[To be done]: Present the data below, from its first line up to and including the line with "Localize all elements.", as a Markdown table with the columns Row and Line, numbering each line and omitting blank lines. Leave the pictures out.

[Input rows]:
★ ★ ★ ★

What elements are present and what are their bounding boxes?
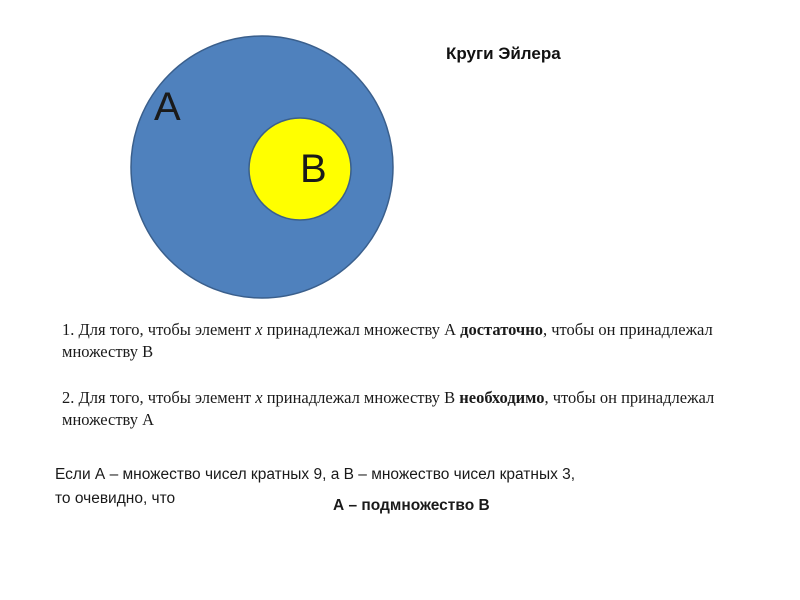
statement1-part2: принадлежал множеству А [262,320,461,339]
statement2-variable: х [255,388,263,407]
necessary-condition-statement [62,387,762,431]
page-title: Круги Эйлера [446,44,561,63]
set-b-label: B [300,147,327,191]
example-line1: Если А – множество чисел кратных 9, а В – множество чисел кратных 3, [55,466,576,483]
example-line2: то очевидно, что [55,490,176,507]
statement2-keyword: необходимо [459,388,545,407]
statement1-variable: х [255,320,263,339]
statement2-part3: , чтобы он принадлежал множеству А [62,388,715,429]
statement1-part1: 1. Для того, чтобы элемент [62,320,256,339]
statement2-part2: принадлежал множеству В [262,388,460,407]
statement2-part1: 2. Для того, чтобы элемент [62,388,256,407]
conclusion-text: А – подмножество В [333,497,490,514]
sufficient-condition-statement [62,319,762,363]
set-a-label: A [154,85,181,129]
statement1-part3: , чтобы он принадлежал множеству В [62,320,713,361]
statement1-keyword: достаточно [460,320,543,339]
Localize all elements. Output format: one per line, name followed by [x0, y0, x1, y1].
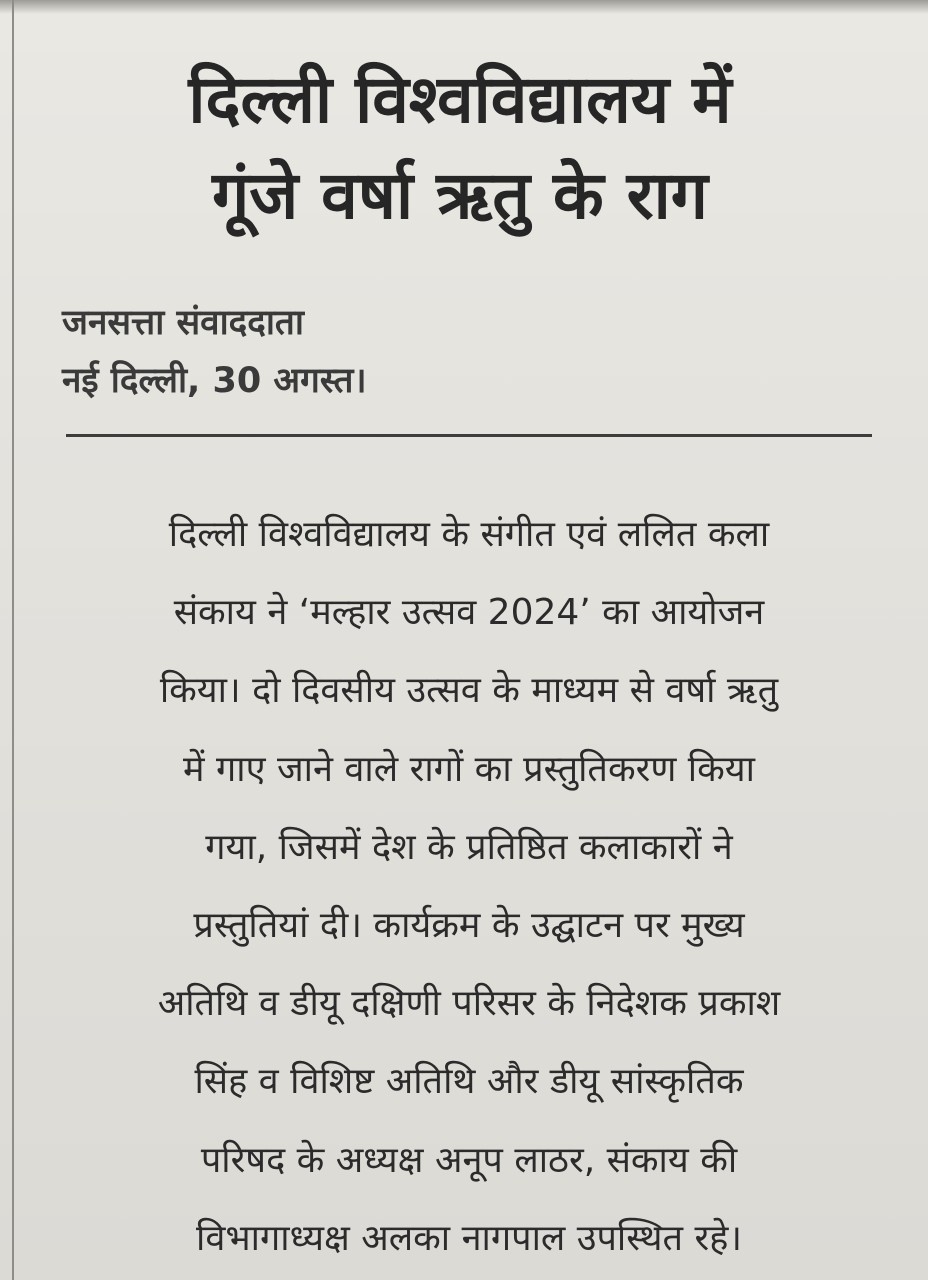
body-line: संकाय ने ‘मल्हार उत्सव 2024’ का आयोजन: [173, 592, 765, 634]
headline-line-1: दिल्ली विश्वविद्यालय में: [188, 61, 732, 138]
body-line: दिल्ली विश्वविद्यालय के संगीत एवं ललित कला: [168, 514, 770, 555]
byline-author: जनसत्ता संवाददाता: [62, 303, 304, 343]
byline-dateline: नई दिल्ली, 30 अगस्त।: [62, 361, 367, 401]
body-line: परिषद के अध्यक्ष अनूप लाठर, संकाय की: [200, 1139, 738, 1181]
separator-rule: [66, 434, 872, 437]
column-rule: [12, 0, 14, 1280]
body-line: प्रस्तुतियां दी। कार्यक्रम के उद्घाटन पर मुख्य: [193, 905, 745, 947]
body-line: सिंह व विशिष्ट अतिथि और डीयू सांस्कृतिक: [194, 1061, 744, 1103]
article-body: [66, 496, 872, 1278]
body-line: अतिथि व डीयू दक्षिणी परिसर के निदेशक प्रकाश: [157, 983, 781, 1025]
body-line: गया, जिसमें देश के प्रतिष्ठित कलाकारों ने: [205, 826, 733, 868]
byline: [62, 294, 367, 410]
body-line: विभागाध्यक्ष अलका नागपाल उपस्थित रहे।: [196, 1217, 742, 1259]
headline-line-2: गूंजे वर्षा ऋतु के राग: [212, 157, 708, 234]
body-line: किया। दो दिवसीय उत्सव के माध्यम से वर्षा ऋतु: [159, 670, 779, 712]
body-line: में गाए जाने वाले रागों का प्रस्तुतिकरण किया: [183, 748, 755, 790]
headline: [60, 52, 860, 244]
torn-top-edge: [0, 0, 928, 14]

★ ★ ★ ★

[Task response]:
| Row | Line |
|---|---|
| 1 | What elements are present and what are their bounding boxes? |
| 2 | statement1-part2: принадлежал множеству А [262,320,461,339] |
| 3 | statement2-variable: х [255,388,263,407] |
| 4 | necessary-condition-statement [62,387,762,431] |
| 5 | page-title: Круги Эйлера [446,44,561,63] |
| 6 | set-b-label: B [300,147,327,191] |
| 7 | example-line1: Если А – множество чисел кратных 9, а В – множество чисел кратных 3, [55,466,576,483] |
| 8 | example-line2: то очевидно, что [55,490,176,507] |
| 9 | statement2-keyword: необходимо [459,388,545,407] |
| 10 | statement1-variable: х [255,320,263,339] |
| 11 | statement2-part3: , чтобы он принадлежал множеству А [62,388,715,429] |
| 12 | statement1-part1: 1. Для того, чтобы элемент [62,320,256,339] |
| 13 | statement2-part2: принадлежал множеству В [262,388,460,407] |
| 14 | statement2-part1: 2. Для того, чтобы элемент [62,388,256,407] |
| 15 | conclusion-text: А – подмножество В [333,497,490,514] |
| 16 | sufficient-condition-statement [62,319,762,363] |
| 17 | set-a-label: A [154,85,181,129] |
| 18 | statement1-part3: , чтобы он принадлежал множеству В [62,320,713,361] |
| 19 | statement1-keyword: достаточно [460,320,543,339] |
| 20 | Localize all elements. Output format: one per line, name followed by [x0, y0, x1, y1]. |